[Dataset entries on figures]
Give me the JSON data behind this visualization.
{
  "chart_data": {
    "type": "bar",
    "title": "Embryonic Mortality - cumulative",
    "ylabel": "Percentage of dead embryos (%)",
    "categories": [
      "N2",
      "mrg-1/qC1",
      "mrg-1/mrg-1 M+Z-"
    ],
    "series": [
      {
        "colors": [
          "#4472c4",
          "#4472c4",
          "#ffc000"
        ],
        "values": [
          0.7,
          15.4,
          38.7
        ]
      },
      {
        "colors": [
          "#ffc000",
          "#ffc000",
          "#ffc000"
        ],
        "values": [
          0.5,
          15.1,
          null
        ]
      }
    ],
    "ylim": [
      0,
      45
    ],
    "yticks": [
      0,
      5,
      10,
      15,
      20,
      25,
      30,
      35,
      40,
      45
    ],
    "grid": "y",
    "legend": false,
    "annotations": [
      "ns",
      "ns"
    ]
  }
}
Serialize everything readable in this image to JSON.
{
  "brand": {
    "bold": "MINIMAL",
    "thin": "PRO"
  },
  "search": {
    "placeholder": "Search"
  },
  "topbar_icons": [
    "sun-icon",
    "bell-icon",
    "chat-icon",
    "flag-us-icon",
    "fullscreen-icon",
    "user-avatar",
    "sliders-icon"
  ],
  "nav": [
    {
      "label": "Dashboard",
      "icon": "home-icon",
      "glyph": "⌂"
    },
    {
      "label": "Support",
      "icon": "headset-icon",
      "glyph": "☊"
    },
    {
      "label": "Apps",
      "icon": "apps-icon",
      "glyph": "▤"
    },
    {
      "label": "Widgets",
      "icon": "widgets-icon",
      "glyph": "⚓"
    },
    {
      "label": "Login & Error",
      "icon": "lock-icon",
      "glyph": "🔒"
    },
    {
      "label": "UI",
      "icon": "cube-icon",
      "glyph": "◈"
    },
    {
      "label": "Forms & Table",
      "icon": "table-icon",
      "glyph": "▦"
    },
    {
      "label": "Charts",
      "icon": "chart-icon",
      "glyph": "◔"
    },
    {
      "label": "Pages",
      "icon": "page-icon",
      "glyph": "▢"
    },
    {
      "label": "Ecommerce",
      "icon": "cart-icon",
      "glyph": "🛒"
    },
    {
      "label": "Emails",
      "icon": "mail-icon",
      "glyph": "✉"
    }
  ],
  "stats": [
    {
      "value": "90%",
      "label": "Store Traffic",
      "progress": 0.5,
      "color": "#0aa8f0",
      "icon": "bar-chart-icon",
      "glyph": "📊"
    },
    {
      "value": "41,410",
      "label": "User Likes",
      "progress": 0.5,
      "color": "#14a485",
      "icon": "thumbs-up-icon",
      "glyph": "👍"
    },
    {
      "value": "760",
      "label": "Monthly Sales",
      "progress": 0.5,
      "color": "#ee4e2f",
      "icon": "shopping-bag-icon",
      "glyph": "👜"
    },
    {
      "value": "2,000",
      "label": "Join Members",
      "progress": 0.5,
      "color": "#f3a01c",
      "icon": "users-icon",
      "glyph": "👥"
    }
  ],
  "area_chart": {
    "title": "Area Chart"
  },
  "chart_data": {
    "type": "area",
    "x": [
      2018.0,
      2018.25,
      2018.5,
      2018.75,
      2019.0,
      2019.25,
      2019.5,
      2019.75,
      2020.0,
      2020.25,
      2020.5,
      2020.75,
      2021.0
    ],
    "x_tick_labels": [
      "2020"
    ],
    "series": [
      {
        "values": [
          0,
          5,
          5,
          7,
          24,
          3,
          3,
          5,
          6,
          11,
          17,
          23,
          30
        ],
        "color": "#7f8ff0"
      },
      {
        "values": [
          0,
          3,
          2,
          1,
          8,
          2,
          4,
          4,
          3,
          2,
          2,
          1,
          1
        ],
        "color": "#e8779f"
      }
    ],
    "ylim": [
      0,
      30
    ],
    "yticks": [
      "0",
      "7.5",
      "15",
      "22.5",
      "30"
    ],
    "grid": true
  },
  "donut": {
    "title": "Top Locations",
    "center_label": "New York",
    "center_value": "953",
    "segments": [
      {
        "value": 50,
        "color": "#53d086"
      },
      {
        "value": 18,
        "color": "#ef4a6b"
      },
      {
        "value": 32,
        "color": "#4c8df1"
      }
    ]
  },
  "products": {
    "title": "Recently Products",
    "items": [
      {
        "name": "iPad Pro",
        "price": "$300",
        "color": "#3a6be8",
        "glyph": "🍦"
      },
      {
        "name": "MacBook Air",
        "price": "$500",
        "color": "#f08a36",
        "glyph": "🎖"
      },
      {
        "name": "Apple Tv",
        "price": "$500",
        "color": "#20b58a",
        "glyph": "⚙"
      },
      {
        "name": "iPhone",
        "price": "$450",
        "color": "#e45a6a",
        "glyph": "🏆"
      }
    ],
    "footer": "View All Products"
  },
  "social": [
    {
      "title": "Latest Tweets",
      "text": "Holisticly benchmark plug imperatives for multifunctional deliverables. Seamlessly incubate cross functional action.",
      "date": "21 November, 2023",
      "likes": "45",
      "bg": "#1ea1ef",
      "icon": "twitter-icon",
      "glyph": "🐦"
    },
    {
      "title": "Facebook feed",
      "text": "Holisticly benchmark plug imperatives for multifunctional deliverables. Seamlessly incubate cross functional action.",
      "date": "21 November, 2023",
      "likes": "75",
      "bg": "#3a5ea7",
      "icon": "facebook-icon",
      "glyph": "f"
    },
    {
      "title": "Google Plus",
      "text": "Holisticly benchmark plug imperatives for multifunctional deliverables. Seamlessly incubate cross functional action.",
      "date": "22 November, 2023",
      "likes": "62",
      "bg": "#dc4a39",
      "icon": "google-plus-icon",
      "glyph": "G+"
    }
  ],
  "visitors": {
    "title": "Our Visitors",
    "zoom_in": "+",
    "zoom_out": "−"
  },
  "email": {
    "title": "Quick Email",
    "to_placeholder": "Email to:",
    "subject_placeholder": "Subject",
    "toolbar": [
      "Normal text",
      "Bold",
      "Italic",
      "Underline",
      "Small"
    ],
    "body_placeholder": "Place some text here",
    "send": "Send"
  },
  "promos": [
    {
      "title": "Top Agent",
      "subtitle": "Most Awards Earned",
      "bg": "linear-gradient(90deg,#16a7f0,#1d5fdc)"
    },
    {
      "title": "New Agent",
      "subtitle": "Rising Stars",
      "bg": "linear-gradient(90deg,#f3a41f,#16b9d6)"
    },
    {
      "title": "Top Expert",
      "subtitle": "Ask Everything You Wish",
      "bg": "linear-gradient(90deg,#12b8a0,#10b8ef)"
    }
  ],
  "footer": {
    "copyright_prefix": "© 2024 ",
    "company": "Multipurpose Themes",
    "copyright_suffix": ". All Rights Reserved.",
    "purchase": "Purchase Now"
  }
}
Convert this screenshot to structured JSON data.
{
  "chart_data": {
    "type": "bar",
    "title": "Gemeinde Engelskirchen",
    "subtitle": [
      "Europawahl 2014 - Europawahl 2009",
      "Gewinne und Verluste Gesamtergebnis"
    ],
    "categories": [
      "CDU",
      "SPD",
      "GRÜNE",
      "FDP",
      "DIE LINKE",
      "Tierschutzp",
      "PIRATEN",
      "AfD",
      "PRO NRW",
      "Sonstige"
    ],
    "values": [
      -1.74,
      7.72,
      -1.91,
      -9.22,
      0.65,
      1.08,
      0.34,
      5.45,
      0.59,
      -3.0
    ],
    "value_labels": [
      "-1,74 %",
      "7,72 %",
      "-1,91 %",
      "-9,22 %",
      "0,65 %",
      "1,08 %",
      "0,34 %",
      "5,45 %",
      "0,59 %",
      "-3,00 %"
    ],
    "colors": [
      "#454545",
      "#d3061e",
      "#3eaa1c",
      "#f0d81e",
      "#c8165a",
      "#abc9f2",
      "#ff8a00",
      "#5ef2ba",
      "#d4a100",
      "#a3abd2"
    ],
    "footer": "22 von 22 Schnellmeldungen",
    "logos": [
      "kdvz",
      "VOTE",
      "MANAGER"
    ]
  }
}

### TASK TO COMPLETE
Pull out the lines above in which the word "JSON" appears.

### EXERCISE ANSWER
Give me the JSON data behind this visualization.
Serialize everything readable in this image to JSON.
Convert this screenshot to structured JSON data.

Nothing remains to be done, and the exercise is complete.